Top of Source data
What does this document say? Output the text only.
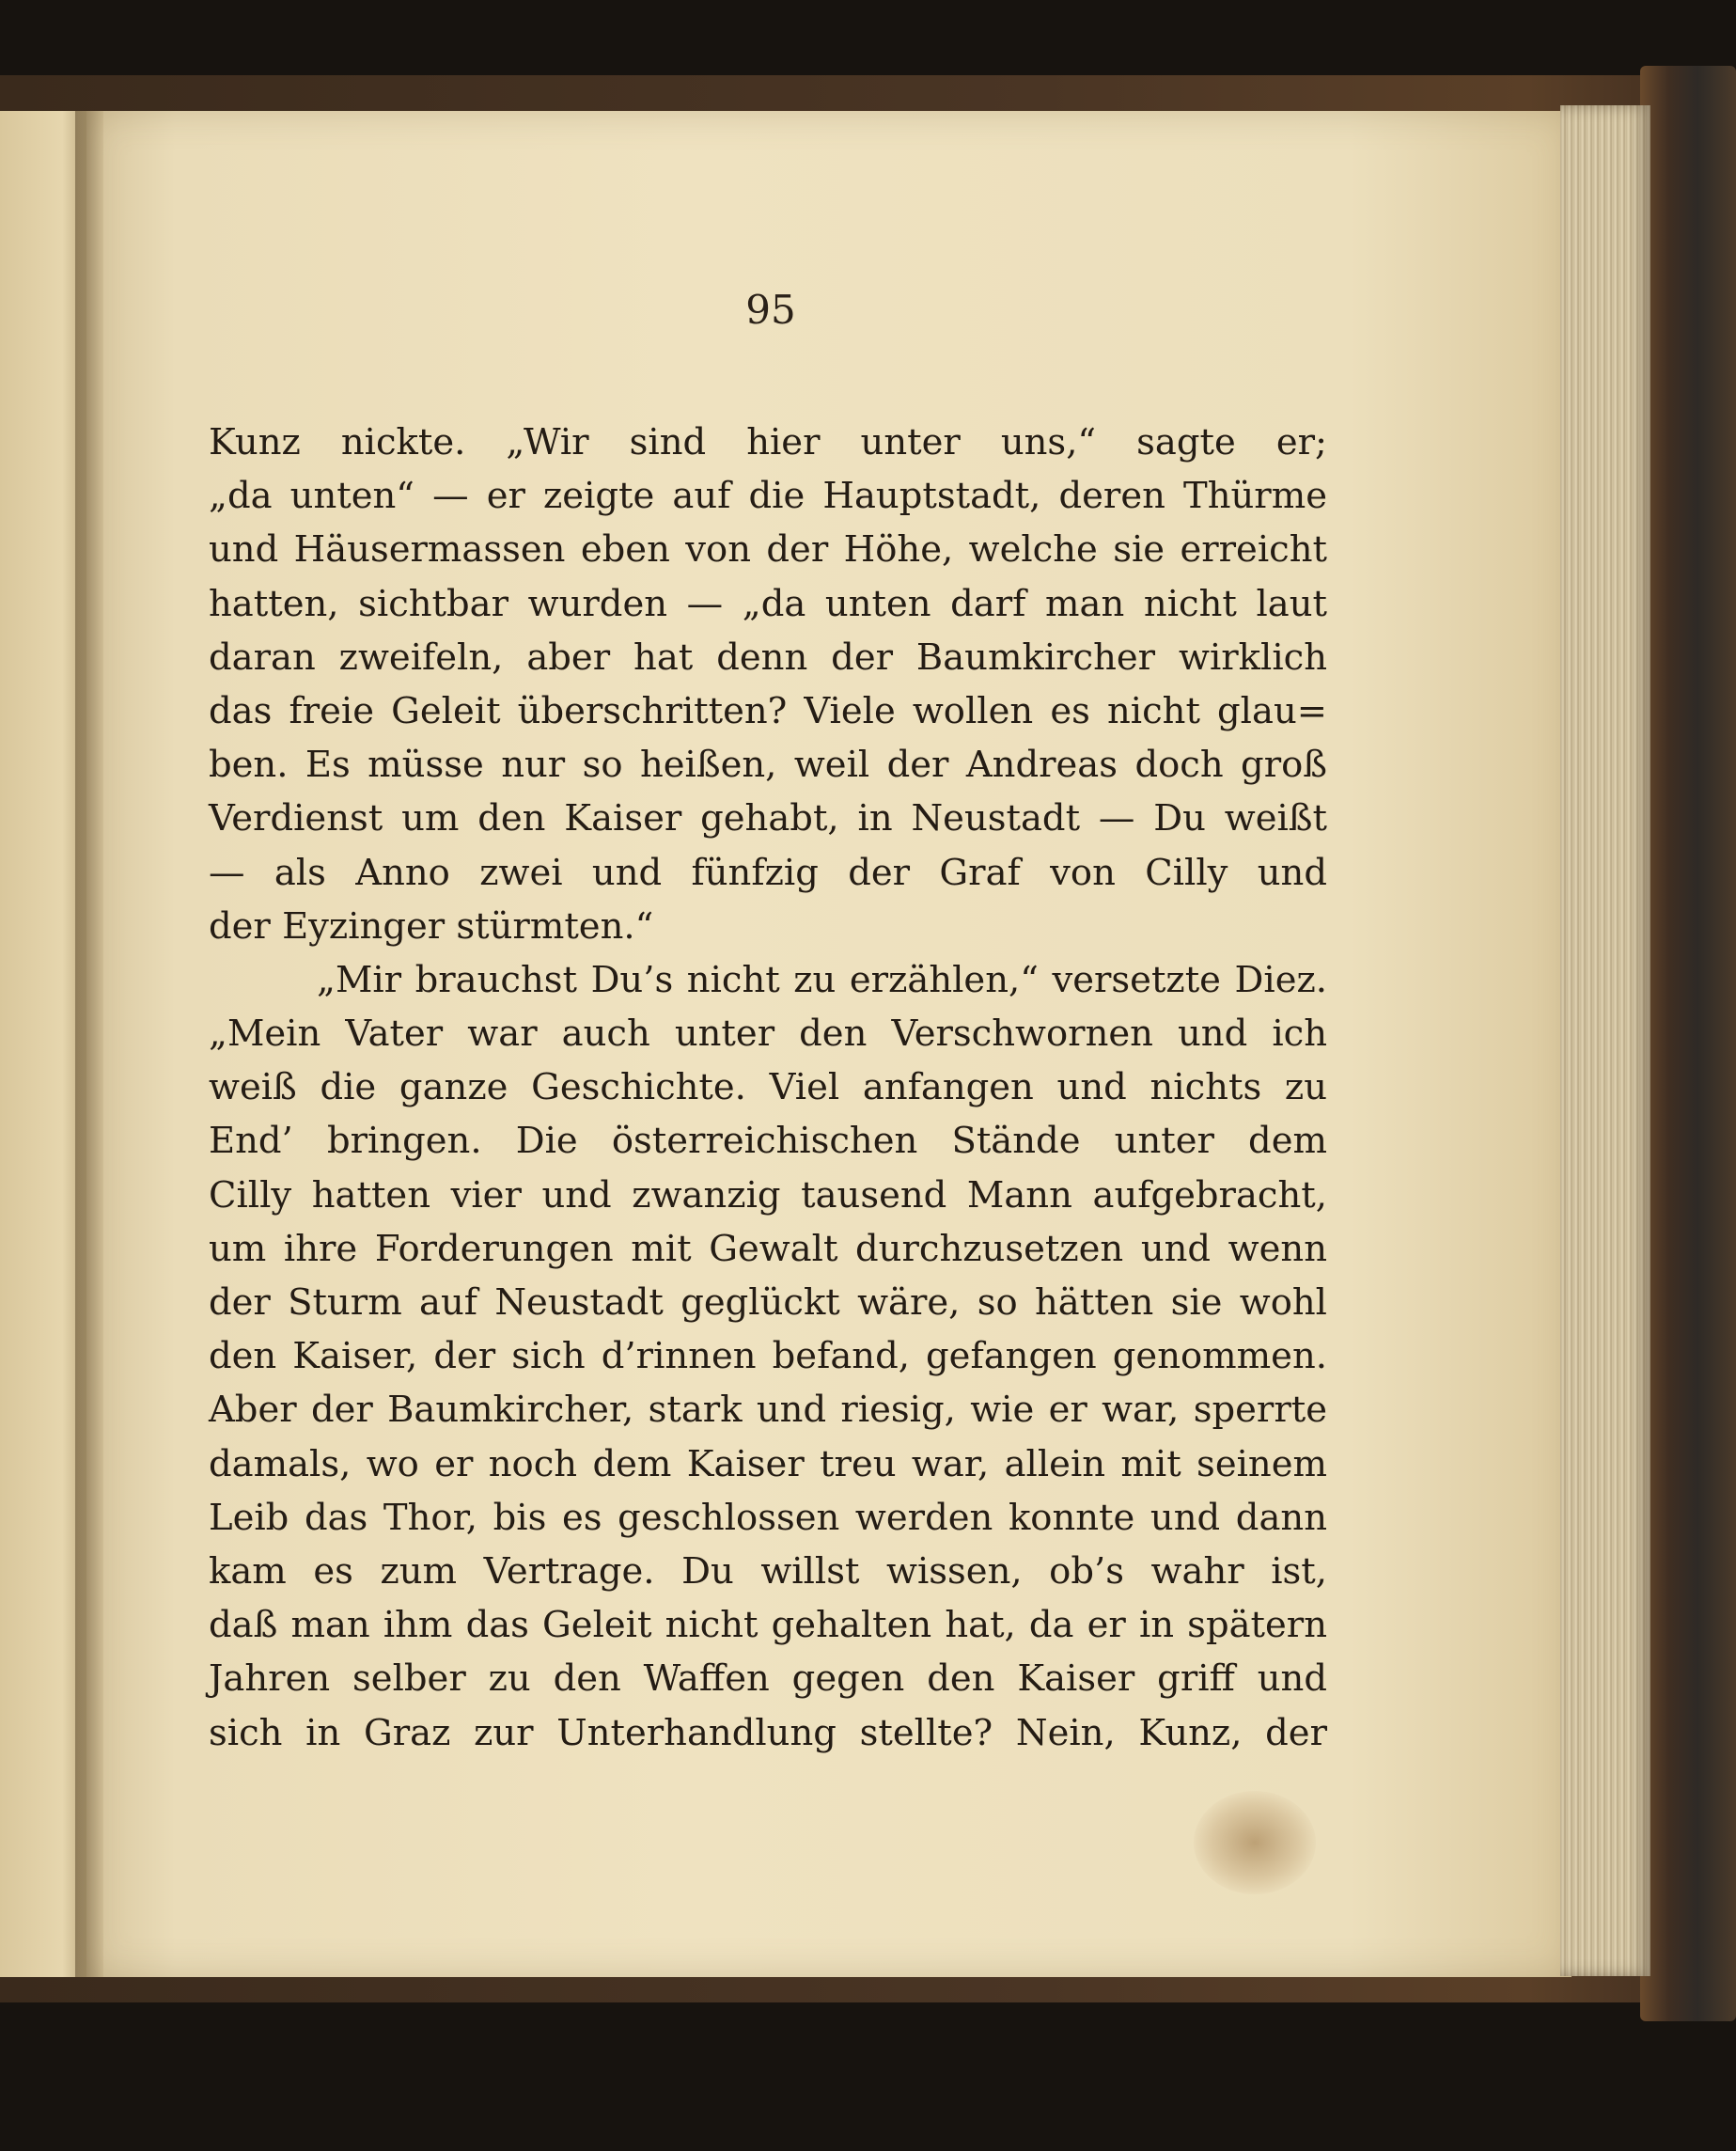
95
Kunz nickte. „Wir sind hier unter uns,“ sagte er;
„da unten“ — er zeigte auf die Hauptstadt, deren Thürme
und Häusermassen eben von der Höhe, welche sie erreicht
hatten, sichtbar wurden — „da unten darf man nicht laut
daran zweifeln, aber hat denn der Baumkircher wirklich
das freie Geleit überschritten? Viele wollen es nicht glau=
ben. Es müsse nur so heißen, weil der Andreas doch groß
Verdienst um den Kaiser gehabt, in Neustadt — Du weißt
— als Anno zwei und fünfzig der Graf von Cilly und
der Eyzinger stürmten.“
„Mir brauchst Du’s nicht zu erzählen,“ versetzte Diez.
„Mein Vater war auch unter den Verschwornen und ich
weiß die ganze Geschichte. Viel anfangen und nichts zu
End’ bringen. Die österreichischen Stände unter dem
Cilly hatten vier und zwanzig tausend Mann aufgebracht,
um ihre Forderungen mit Gewalt durchzusetzen und wenn
der Sturm auf Neustadt geglückt wäre, so hätten sie wohl
den Kaiser, der sich d’rinnen befand, gefangen genommen.
Aber der Baumkircher, stark und riesig, wie er war, sperrte
damals, wo er noch dem Kaiser treu war, allein mit seinem
Leib das Thor, bis es geschlossen werden konnte und dann
kam es zum Vertrage. Du willst wissen, ob’s wahr ist,
daß man ihm das Geleit nicht gehalten hat, da er in spätern
Jahren selber zu den Waffen gegen den Kaiser griff und
sich in Graz zur Unterhandlung stellte? Nein, Kunz, der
Bottom of Source data
Required action: Look through the lines above and collect those with the word "Baumkircher".

Task response:
daran zweifeln, aber hat denn der Baumkircher wirklich
Aber der Baumkircher, stark und riesig, wie er war, sperrte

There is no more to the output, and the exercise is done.